## SHORT TASK
Write out all of the entries exactly as given.

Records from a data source
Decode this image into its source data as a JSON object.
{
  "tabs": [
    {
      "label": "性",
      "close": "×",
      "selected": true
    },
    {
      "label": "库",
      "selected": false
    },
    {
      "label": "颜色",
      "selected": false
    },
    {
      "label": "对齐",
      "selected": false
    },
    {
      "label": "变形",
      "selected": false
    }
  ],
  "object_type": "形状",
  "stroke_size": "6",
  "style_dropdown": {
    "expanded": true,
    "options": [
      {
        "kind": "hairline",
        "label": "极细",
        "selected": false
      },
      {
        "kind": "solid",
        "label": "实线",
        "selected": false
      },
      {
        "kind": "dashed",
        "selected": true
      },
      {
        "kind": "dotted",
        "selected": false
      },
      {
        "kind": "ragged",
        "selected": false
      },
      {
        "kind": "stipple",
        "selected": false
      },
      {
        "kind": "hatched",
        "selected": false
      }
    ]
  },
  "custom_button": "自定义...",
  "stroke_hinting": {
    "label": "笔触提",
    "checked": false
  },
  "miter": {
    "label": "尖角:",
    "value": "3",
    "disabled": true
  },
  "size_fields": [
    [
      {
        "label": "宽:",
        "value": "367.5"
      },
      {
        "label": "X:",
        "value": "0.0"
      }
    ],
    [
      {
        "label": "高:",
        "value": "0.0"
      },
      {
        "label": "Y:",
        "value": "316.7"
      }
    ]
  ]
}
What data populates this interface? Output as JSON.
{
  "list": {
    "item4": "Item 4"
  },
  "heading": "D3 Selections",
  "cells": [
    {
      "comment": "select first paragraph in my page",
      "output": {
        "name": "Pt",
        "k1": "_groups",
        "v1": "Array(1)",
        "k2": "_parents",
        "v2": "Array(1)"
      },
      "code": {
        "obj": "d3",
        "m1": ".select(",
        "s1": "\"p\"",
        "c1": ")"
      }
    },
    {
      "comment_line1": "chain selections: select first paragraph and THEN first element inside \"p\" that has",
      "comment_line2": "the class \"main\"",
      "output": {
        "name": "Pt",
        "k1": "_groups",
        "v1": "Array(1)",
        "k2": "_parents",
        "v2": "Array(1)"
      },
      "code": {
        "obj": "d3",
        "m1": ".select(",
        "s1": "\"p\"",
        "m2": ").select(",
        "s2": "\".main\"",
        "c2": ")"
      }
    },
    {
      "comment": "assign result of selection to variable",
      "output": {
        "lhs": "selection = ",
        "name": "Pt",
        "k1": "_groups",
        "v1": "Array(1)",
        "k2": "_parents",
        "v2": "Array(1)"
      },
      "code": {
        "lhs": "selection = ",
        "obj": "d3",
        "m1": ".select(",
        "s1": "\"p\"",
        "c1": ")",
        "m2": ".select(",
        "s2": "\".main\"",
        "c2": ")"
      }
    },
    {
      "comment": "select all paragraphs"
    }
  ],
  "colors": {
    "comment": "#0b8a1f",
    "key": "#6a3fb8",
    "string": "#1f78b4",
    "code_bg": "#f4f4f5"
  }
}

## RESULT BELOW
Decode this image into its source data as a JSON object.
{
  "tabs": [
    {
      "label": "性",
      "close": "×",
      "selected": true
    },
    {
      "label": "库",
      "selected": false
    },
    {
      "label": "颜色",
      "selected": false
    },
    {
      "label": "对齐",
      "selected": false
    },
    {
      "label": "变形",
      "selected": false
    }
  ],
  "object_type": "形状",
  "stroke_size": "6",
  "style_dropdown": {
    "expanded": true,
    "options": [
      {
        "kind": "hairline",
        "label": "极细",
        "selected": false
      },
      {
        "kind": "solid",
        "label": "实线",
        "selected": false
      },
      {
        "kind": "dashed",
        "selected": true
      },
      {
        "kind": "dotted",
        "selected": false
      },
      {
        "kind": "ragged",
        "selected": false
      },
      {
        "kind": "stipple",
        "selected": false
      },
      {
        "kind": "hatched",
        "selected": false
      }
    ]
  },
  "custom_button": "自定义...",
  "stroke_hinting": {
    "label": "笔触提",
    "checked": false
  },
  "miter": {
    "label": "尖角:",
    "value": "3",
    "disabled": true
  },
  "size_fields": [
    [
      {
        "label": "宽:",
        "value": "367.5"
      },
      {
        "label": "X:",
        "value": "0.0"
      }
    ],
    [
      {
        "label": "高:",
        "value": "0.0"
      },
      {
        "label": "Y:",
        "value": "316.7"
      }
    ]
  ]
}
What data populates this interface? Output as JSON.
{
  "list": {
    "item4": "Item 4"
  },
  "heading": "D3 Selections",
  "cells": [
    {
      "comment": "select first paragraph in my page",
      "output": {
        "name": "Pt",
        "k1": "_groups",
        "v1": "Array(1)",
        "k2": "_parents",
        "v2": "Array(1)"
      },
      "code": {
        "obj": "d3",
        "m1": ".select(",
        "s1": "\"p\"",
        "c1": ")"
      }
    },
    {
      "comment_line1": "chain selections: select first paragraph and THEN first element inside \"p\" that has",
      "comment_line2": "the class \"main\"",
      "output": {
        "name": "Pt",
        "k1": "_groups",
        "v1": "Array(1)",
        "k2": "_parents",
        "v2": "Array(1)"
      },
      "code": {
        "obj": "d3",
        "m1": ".select(",
        "s1": "\"p\"",
        "m2": ").select(",
        "s2": "\".main\"",
        "c2": ")"
      }
    },
    {
      "comment": "assign result of selection to variable",
      "output": {
        "lhs": "selection = ",
        "name": "Pt",
        "k1": "_groups",
        "v1": "Array(1)",
        "k2": "_parents",
        "v2": "Array(1)"
      },
      "code": {
        "lhs": "selection = ",
        "obj": "d3",
        "m1": ".select(",
        "s1": "\"p\"",
        "c1": ")",
        "m2": ".select(",
        "s2": "\".main\"",
        "c2": ")"
      }
    },
    {
      "comment": "select all paragraphs"
    }
  ],
  "colors": {
    "comment": "#0b8a1f",
    "key": "#6a3fb8",
    "string": "#1f78b4",
    "code_bg": "#f4f4f5"
  }
}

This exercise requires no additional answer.